*Written request*.
Go through the listing below and list every line with "JSON".

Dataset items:

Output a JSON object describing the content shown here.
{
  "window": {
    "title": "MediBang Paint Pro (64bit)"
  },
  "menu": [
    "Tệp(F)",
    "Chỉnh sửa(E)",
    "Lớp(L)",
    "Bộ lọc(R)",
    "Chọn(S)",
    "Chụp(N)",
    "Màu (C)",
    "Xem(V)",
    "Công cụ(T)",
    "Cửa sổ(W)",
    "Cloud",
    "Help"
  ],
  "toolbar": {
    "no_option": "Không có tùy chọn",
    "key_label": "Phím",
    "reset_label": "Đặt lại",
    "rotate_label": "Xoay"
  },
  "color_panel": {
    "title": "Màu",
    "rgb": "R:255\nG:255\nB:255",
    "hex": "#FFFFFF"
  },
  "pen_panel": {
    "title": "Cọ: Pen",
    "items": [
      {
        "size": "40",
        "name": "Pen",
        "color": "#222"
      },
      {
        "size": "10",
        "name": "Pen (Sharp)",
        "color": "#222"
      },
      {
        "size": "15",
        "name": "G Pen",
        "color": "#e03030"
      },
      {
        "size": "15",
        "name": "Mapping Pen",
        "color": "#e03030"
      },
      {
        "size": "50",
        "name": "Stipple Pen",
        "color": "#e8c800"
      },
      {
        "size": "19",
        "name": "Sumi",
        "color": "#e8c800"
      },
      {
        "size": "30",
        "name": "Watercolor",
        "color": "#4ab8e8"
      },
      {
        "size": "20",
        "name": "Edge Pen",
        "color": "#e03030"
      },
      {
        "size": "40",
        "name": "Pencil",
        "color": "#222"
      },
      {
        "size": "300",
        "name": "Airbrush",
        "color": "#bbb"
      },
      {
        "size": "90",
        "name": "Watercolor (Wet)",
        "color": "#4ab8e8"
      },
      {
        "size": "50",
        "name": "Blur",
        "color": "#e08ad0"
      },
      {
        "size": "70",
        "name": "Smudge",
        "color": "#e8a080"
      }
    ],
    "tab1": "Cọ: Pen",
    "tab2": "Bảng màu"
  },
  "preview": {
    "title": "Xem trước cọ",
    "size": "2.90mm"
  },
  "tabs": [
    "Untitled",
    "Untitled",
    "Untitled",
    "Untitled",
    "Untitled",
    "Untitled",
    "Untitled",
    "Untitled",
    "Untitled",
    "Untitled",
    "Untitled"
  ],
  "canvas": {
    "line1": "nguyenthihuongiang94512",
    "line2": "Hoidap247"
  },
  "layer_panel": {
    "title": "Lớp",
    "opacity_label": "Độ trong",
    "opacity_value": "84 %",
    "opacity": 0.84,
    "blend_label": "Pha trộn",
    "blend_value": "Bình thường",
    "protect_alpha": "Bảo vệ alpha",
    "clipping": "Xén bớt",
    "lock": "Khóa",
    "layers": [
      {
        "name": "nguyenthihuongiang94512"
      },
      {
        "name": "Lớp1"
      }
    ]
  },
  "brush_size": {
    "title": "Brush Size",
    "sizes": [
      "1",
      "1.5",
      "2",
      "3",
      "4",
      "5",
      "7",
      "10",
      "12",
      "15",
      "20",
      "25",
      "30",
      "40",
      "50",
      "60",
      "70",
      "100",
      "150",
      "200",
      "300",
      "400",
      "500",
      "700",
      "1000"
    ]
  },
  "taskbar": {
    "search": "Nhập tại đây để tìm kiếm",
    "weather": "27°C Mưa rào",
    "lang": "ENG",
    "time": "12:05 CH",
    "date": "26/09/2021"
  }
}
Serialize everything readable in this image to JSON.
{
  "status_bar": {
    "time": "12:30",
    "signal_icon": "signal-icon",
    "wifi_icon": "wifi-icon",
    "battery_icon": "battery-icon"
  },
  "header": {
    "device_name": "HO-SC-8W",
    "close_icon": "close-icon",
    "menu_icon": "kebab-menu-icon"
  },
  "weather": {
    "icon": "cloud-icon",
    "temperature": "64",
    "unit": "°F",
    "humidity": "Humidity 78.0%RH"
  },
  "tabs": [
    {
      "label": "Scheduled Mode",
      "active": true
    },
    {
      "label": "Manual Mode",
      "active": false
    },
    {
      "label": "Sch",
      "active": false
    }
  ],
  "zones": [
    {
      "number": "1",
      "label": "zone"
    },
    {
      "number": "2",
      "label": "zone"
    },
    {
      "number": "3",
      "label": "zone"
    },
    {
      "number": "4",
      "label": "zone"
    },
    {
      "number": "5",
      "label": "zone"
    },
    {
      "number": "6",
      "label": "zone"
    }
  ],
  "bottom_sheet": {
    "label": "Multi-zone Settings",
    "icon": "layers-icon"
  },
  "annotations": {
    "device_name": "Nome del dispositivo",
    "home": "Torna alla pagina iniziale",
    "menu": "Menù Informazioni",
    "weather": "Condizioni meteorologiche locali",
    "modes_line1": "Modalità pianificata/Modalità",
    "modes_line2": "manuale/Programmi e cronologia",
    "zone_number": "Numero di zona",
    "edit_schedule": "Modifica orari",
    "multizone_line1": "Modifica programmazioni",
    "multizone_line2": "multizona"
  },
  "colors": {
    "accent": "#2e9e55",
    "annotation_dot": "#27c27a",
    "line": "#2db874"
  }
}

*Written response*.
Output a JSON object describing the content shown here.
Serialize everything readable in this image to JSON.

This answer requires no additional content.